--- start Stored rows ---

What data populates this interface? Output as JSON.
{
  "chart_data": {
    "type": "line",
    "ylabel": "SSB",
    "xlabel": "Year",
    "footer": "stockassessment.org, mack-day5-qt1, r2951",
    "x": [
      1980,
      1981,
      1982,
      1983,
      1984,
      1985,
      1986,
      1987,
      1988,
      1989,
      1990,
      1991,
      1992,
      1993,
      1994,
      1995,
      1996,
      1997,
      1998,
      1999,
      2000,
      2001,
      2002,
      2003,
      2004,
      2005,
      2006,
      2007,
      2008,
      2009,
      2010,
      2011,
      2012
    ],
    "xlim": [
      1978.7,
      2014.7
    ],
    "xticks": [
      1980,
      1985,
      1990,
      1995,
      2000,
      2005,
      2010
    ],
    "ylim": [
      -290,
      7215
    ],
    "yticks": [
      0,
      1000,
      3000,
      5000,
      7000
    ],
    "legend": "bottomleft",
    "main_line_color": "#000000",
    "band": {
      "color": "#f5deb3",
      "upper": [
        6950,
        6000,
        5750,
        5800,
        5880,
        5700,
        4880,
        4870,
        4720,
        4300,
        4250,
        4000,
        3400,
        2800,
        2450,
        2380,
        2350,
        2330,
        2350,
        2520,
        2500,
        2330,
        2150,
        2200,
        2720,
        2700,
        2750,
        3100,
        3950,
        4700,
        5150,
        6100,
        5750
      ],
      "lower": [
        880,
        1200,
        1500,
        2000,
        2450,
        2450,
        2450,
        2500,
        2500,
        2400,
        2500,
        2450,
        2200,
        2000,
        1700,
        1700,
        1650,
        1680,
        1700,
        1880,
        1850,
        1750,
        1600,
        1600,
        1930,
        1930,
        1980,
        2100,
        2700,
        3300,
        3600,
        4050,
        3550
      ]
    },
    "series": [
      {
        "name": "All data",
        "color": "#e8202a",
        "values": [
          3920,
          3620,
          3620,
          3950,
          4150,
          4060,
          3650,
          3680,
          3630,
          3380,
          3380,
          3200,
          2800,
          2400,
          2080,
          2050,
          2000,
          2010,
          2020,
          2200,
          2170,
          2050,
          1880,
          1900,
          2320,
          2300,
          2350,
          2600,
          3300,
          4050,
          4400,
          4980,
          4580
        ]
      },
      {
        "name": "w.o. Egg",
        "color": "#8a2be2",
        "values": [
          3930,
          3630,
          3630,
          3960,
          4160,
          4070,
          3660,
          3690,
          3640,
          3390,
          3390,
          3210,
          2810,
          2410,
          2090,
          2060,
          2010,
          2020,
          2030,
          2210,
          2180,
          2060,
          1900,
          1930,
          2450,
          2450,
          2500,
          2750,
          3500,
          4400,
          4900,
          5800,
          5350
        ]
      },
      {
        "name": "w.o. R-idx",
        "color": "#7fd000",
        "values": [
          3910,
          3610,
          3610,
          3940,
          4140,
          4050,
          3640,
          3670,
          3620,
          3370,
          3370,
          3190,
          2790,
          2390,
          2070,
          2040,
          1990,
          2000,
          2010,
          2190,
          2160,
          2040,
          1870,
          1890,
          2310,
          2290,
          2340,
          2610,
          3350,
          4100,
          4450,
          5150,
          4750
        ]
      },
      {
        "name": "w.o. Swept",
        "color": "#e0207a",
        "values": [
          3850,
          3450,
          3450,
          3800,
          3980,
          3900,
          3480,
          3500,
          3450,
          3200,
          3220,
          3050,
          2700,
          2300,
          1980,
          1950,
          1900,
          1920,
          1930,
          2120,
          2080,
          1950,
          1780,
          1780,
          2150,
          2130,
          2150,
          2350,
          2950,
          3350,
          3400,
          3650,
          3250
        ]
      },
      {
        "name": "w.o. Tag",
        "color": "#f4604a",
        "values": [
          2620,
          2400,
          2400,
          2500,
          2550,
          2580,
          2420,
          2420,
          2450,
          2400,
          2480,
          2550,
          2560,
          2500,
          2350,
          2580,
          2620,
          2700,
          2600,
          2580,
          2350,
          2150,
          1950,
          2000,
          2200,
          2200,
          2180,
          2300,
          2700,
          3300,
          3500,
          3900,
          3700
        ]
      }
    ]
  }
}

--- end Stored rows ---

Only lines with the word "name" are wanted, so copy each one from the records.

_Written solution:_
        "name": "All data",
        "name": "w.o. Egg",
        "name": "w.o. R-idx",
        "name": "w.o. Swept",
        "name": "w.o. Tag",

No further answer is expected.